A partial copy is required: transcribe exactly the lines from the one containing "Convert this document image to plain text." through the last line below, without any pictures.

· · · · · · ·

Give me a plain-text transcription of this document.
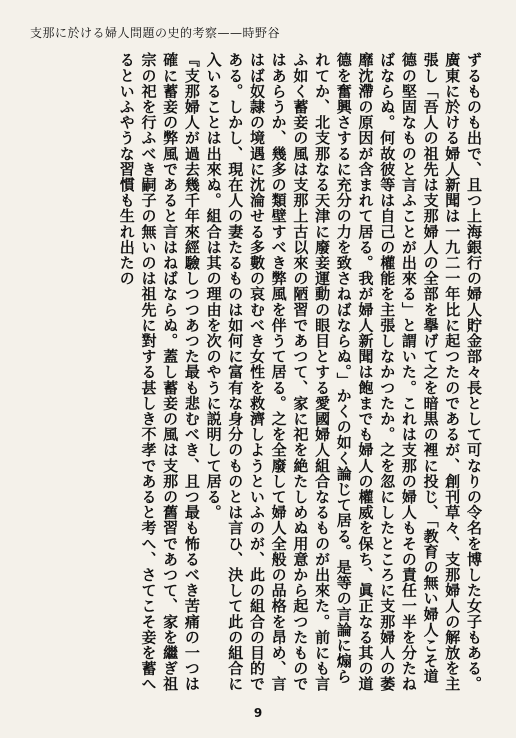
支那に於ける婦人問題の史的考察——時野谷

ずるものも出で、且つ上海銀行の婦人貯金部々長として可なりの令名を博した女子もある。

廣東に於ける婦人新聞は一九二一年比に起つたのであるが、創刊草々、支那婦人の解放を主張し「吾人の祖先は支那婦人の全部を擧げて之を暗黒の裡に投じ、「教育の無い婦人こそ道德の堅固なものと言ふことが出來る」と謂いた。これは支那の婦人もその責任一半を分たねばならぬ。何故彼等は自己の權能を主張しなかつたか。之を忽にしたところに支那婦人の萎靡沈滯の原因が含まれて居る。我が婦人新聞は飽までも婦人の權威を保ち、眞正なる其の道德を奮興さするに充分の力を致さねばならぬ。」かくの如く論じて居る。是等の言論に煽られてか、北支那なる天津に廢妾運動の眼目とする愛國婦人組合なるものが出來た。前にも言ふ如く蓄妾の風は支那上古以來の陋習であつて、家に祀を絶たしめぬ用意から起つたものではあらうか、幾多の類壁すべき弊風を伴うて居る。之を全廢して婦人全般の品格を昂め、言はば奴隷の境遇に沈淪せる多數の哀むべき女性を救濟しようといふのが、此の組合の目的である。しかし、現在人の妻たるものは如何に富有な身分のものとは言ひ、決して此の組合に入いることは出來ぬ。組合は其の理由を次のやうに説明して居る。

『支那婦人が過去幾千年來經驗しつつあつた最も悲むべき、且つ最も怖るべき苦痛の一つは確に蓄妾の弊風であると言はねばならぬ。蓋し蓄妾の風は支那の舊習であつて、家を繼ぎ祖宗の祀を行ふべき嗣子の無いのは祖先に對する甚しき不孝であると考へ、さてこそ妾を蓄へるといふやうな習慣も生れ出たの

9
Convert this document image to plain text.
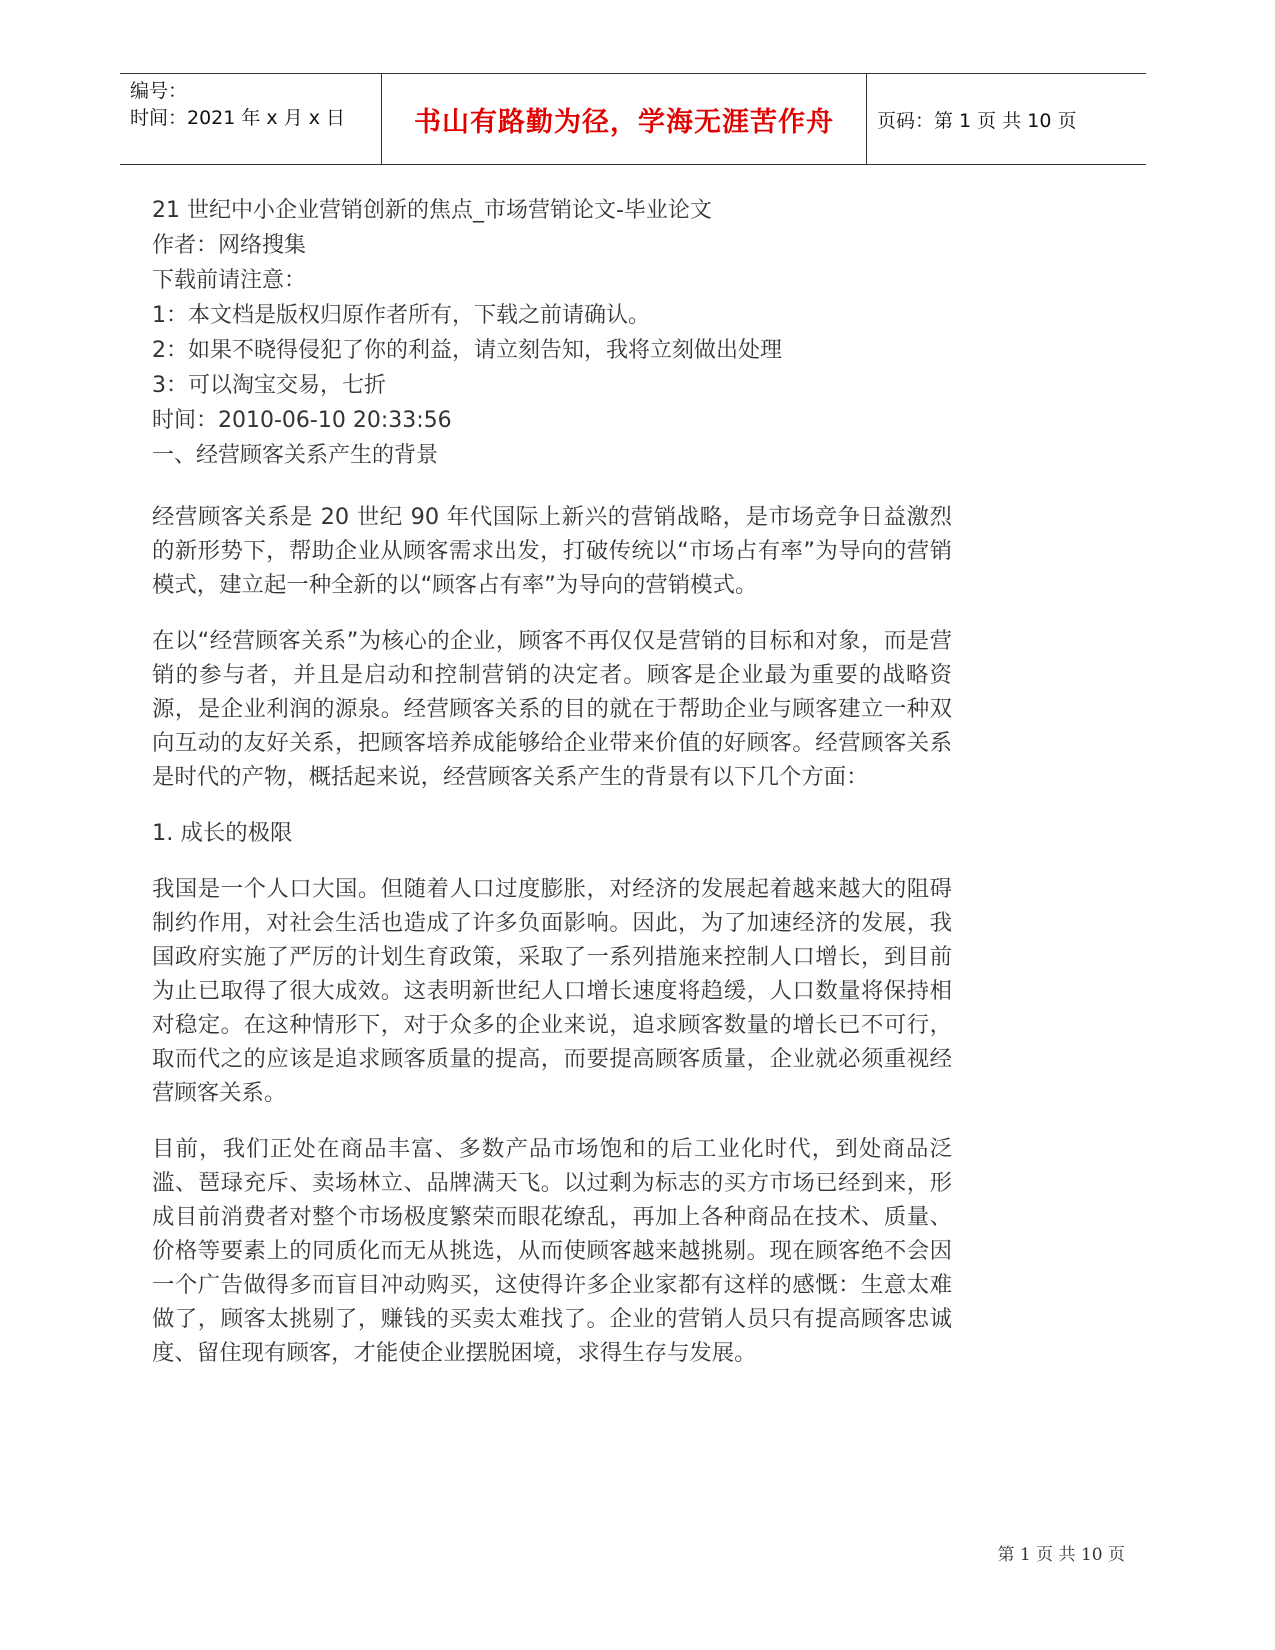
编号：
时间：2021 年 x 月 x 日	书山有路勤为径，学海无涯苦作舟	页码：第 1 页 共 10 页
21 世纪中小企业营销创新的焦点_市场营销论文-毕业论文
作者：网络搜集
下载前请注意：
1：本文档是版权归原作者所有，下载之前请确认。
2：如果不晓得侵犯了你的利益，请立刻告知，我将立刻做出处理
3：可以淘宝交易，七折
时间：2010-06-10 20:33:56
一、经营顾客关系产生的背景

经营顾客关系是 20 世纪 90 年代国际上新兴的营销战略，是市场竞争日益激烈的新形势下，帮助企业从顾客需求出发，打破传统以“市场占有率”为导向的营销模式，建立起一种全新的以“顾客占有率”为导向的营销模式。

在以“经营顾客关系”为核心的企业，顾客不再仅仅是营销的目标和对象，而是营销的参与者，并且是启动和控制营销的决定者。顾客是企业最为重要的战略资源，是企业利润的源泉。经营顾客关系的目的就在于帮助企业与顾客建立一种双向互动的友好关系，把顾客培养成能够给企业带来价值的好顾客。经营顾客关系是时代的产物，概括起来说，经营顾客关系产生的背景有以下几个方面：

1. 成长的极限

我国是一个人口大国。但随着人口过度膨胀，对经济的发展起着越来越大的阻碍制约作用，对社会生活也造成了许多负面影响。因此，为了加速经济的发展，我国政府实施了严厉的计划生育政策，采取了一系列措施来控制人口增长，到目前为止已取得了很大成效。这表明新世纪人口增长速度将趋缓，人口数量将保持相对稳定。在这种情形下，对于众多的企业来说，追求顾客数量的增长已不可行，取而代之的应该是追求顾客质量的提高，而要提高顾客质量，企业就必须重视经营顾客关系。

目前，我们正处在商品丰富、多数产品市场饱和的后工业化时代，到处商品泛滥、琶琭充斥、卖场林立、品牌满天飞。以过剩为标志的买方市场已经到来，形成目前消费者对整个市场极度繁荣而眼花缭乱，再加上各种商品在技术、质量、价格等要素上的同质化而无从挑选，从而使顾客越来越挑剔。现在顾客绝不会因一个广告做得多而盲目冲动购买，这使得许多企业家都有这样的感慨：生意太难做了，顾客太挑剔了，赚钱的买卖太难找了。企业的营销人员只有提高顾客忠诚度、留住现有顾客，才能使企业摆脱困境，求得生存与发展。

第 1 页 共 10 页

· · · · · · ·

Task response:
Convert this document image to plain text.
编号：
时间：2021 年 x 月 x 日	书山有路勤为径，学海无涯苦作舟	页码：第 1 页 共 10 页
21 世纪中小企业营销创新的焦点_市场营销论文-毕业论文
作者：网络搜集
下载前请注意：
1：本文档是版权归原作者所有，下载之前请确认。
2：如果不晓得侵犯了你的利益，请立刻告知，我将立刻做出处理
3：可以淘宝交易，七折
时间：2010-06-10 20:33:56
一、经营顾客关系产生的背景

经营顾客关系是 20 世纪 90 年代国际上新兴的营销战略，是市场竞争日益激烈的新形势下，帮助企业从顾客需求出发，打破传统以“市场占有率”为导向的营销模式，建立起一种全新的以“顾客占有率”为导向的营销模式。

在以“经营顾客关系”为核心的企业，顾客不再仅仅是营销的目标和对象，而是营销的参与者，并且是启动和控制营销的决定者。顾客是企业最为重要的战略资源，是企业利润的源泉。经营顾客关系的目的就在于帮助企业与顾客建立一种双向互动的友好关系，把顾客培养成能够给企业带来价值的好顾客。经营顾客关系是时代的产物，概括起来说，经营顾客关系产生的背景有以下几个方面：

1. 成长的极限

我国是一个人口大国。但随着人口过度膨胀，对经济的发展起着越来越大的阻碍制约作用，对社会生活也造成了许多负面影响。因此，为了加速经济的发展，我国政府实施了严厉的计划生育政策，采取了一系列措施来控制人口增长，到目前为止已取得了很大成效。这表明新世纪人口增长速度将趋缓，人口数量将保持相对稳定。在这种情形下，对于众多的企业来说，追求顾客数量的增长已不可行，取而代之的应该是追求顾客质量的提高，而要提高顾客质量，企业就必须重视经营顾客关系。

目前，我们正处在商品丰富、多数产品市场饱和的后工业化时代，到处商品泛滥、琶琭充斥、卖场林立、品牌满天飞。以过剩为标志的买方市场已经到来，形成目前消费者对整个市场极度繁荣而眼花缭乱，再加上各种商品在技术、质量、价格等要素上的同质化而无从挑选，从而使顾客越来越挑剔。现在顾客绝不会因一个广告做得多而盲目冲动购买，这使得许多企业家都有这样的感慨：生意太难做了，顾客太挑剔了，赚钱的买卖太难找了。企业的营销人员只有提高顾客忠诚度、留住现有顾客，才能使企业摆脱困境，求得生存与发展。

第 1 页 共 10 页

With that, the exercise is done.